Copy out all the records, word for word.
--- Start ---
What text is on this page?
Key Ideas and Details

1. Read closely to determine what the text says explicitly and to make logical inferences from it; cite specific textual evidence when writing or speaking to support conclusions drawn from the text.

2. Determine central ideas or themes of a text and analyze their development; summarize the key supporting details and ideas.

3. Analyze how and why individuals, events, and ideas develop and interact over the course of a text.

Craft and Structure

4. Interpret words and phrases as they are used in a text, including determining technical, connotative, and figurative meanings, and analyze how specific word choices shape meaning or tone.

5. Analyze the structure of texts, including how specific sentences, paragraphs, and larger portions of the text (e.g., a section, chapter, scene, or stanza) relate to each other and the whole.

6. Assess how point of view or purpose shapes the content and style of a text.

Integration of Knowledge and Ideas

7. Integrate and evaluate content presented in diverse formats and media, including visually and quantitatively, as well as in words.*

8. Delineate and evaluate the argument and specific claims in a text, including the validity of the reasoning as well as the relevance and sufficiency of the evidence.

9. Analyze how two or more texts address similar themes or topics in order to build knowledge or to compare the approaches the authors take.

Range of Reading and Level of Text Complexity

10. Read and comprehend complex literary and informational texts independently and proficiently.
--- End ---
■ Solution to this exercise
What text is on this page?
Key Ideas and Details

1. Read closely to determine what the text says explicitly and to make logical inferences from it; cite specific textual evidence when writing or speaking to support conclusions drawn from the text.

2. Determine central ideas or themes of a text and analyze their development; summarize the key supporting details and ideas.

3. Analyze how and why individuals, events, and ideas develop and interact over the course of a text.

Craft and Structure

4. Interpret words and phrases as they are used in a text, including determining technical, connotative, and figurative meanings, and analyze how specific word choices shape meaning or tone.

5. Analyze the structure of texts, including how specific sentences, paragraphs, and larger portions of the text (e.g., a section, chapter, scene, or stanza) relate to each other and the whole.

6. Assess how point of view or purpose shapes the content and style of a text.

Integration of Knowledge and Ideas

7. Integrate and evaluate content presented in diverse formats and media, including visually and quantitatively, as well as in words.*

8. Delineate and evaluate the argument and specific claims in a text, including the validity of the reasoning as well as the relevance and sufficiency of the evidence.

9. Analyze how two or more texts address similar themes or topics in order to build knowledge or to compare the approaches the authors take.

Range of Reading and Level of Text Complexity

10. Read and comprehend complex literary and informational texts independently and proficiently.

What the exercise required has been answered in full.